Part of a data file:
-*-

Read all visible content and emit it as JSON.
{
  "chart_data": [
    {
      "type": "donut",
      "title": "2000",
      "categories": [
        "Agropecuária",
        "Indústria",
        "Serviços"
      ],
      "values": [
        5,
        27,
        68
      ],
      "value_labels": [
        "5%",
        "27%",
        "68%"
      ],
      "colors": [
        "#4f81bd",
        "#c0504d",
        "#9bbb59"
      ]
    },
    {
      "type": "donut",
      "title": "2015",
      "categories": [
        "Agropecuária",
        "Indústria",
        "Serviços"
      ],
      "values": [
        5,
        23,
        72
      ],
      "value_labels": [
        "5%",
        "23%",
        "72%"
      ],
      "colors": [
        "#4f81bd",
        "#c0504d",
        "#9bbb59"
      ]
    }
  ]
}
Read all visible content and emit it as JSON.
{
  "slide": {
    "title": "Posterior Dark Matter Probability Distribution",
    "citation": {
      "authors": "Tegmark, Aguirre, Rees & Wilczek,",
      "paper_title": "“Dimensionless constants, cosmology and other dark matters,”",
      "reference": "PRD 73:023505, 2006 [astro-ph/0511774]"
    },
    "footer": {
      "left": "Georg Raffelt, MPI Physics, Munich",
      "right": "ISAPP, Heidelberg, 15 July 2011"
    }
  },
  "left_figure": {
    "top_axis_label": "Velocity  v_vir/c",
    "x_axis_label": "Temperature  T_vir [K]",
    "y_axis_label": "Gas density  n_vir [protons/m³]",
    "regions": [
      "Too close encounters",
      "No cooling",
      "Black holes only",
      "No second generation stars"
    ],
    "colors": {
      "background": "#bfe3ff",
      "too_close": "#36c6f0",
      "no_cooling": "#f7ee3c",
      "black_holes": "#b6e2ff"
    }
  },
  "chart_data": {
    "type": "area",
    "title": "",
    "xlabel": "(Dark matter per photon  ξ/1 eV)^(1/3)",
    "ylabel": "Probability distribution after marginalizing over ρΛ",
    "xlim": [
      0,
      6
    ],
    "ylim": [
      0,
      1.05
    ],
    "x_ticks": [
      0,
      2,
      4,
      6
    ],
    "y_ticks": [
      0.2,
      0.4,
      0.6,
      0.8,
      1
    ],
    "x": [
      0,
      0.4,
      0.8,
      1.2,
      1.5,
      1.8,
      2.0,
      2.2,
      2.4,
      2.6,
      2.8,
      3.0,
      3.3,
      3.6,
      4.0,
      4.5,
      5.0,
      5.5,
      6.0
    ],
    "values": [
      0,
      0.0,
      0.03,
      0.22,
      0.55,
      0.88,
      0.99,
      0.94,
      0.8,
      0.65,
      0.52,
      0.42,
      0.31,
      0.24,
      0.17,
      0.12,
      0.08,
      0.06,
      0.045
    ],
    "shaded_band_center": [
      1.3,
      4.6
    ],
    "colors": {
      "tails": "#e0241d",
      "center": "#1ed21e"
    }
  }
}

-*-

Above are the records; retype them all without a single difference.

Read all visible content and emit it as JSON.
{
  "chart_data": [
    {
      "type": "donut",
      "title": "2000",
      "categories": [
        "Agropecuária",
        "Indústria",
        "Serviços"
      ],
      "values": [
        5,
        27,
        68
      ],
      "value_labels": [
        "5%",
        "27%",
        "68%"
      ],
      "colors": [
        "#4f81bd",
        "#c0504d",
        "#9bbb59"
      ]
    },
    {
      "type": "donut",
      "title": "2015",
      "categories": [
        "Agropecuária",
        "Indústria",
        "Serviços"
      ],
      "values": [
        5,
        23,
        72
      ],
      "value_labels": [
        "5%",
        "23%",
        "72%"
      ],
      "colors": [
        "#4f81bd",
        "#c0504d",
        "#9bbb59"
      ]
    }
  ]
}
Read all visible content and emit it as JSON.
{
  "slide": {
    "title": "Posterior Dark Matter Probability Distribution",
    "citation": {
      "authors": "Tegmark, Aguirre, Rees & Wilczek,",
      "paper_title": "“Dimensionless constants, cosmology and other dark matters,”",
      "reference": "PRD 73:023505, 2006 [astro-ph/0511774]"
    },
    "footer": {
      "left": "Georg Raffelt, MPI Physics, Munich",
      "right": "ISAPP, Heidelberg, 15 July 2011"
    }
  },
  "left_figure": {
    "top_axis_label": "Velocity  v_vir/c",
    "x_axis_label": "Temperature  T_vir [K]",
    "y_axis_label": "Gas density  n_vir [protons/m³]",
    "regions": [
      "Too close encounters",
      "No cooling",
      "Black holes only",
      "No second generation stars"
    ],
    "colors": {
      "background": "#bfe3ff",
      "too_close": "#36c6f0",
      "no_cooling": "#f7ee3c",
      "black_holes": "#b6e2ff"
    }
  },
  "chart_data": {
    "type": "area",
    "title": "",
    "xlabel": "(Dark matter per photon  ξ/1 eV)^(1/3)",
    "ylabel": "Probability distribution after marginalizing over ρΛ",
    "xlim": [
      0,
      6
    ],
    "ylim": [
      0,
      1.05
    ],
    "x_ticks": [
      0,
      2,
      4,
      6
    ],
    "y_ticks": [
      0.2,
      0.4,
      0.6,
      0.8,
      1
    ],
    "x": [
      0,
      0.4,
      0.8,
      1.2,
      1.5,
      1.8,
      2.0,
      2.2,
      2.4,
      2.6,
      2.8,
      3.0,
      3.3,
      3.6,
      4.0,
      4.5,
      5.0,
      5.5,
      6.0
    ],
    "values": [
      0,
      0.0,
      0.03,
      0.22,
      0.55,
      0.88,
      0.99,
      0.94,
      0.8,
      0.65,
      0.52,
      0.42,
      0.31,
      0.24,
      0.17,
      0.12,
      0.08,
      0.06,
      0.045
    ],
    "shaded_band_center": [
      1.3,
      4.6
    ],
    "colors": {
      "tails": "#e0241d",
      "center": "#1ed21e"
    }
  }
}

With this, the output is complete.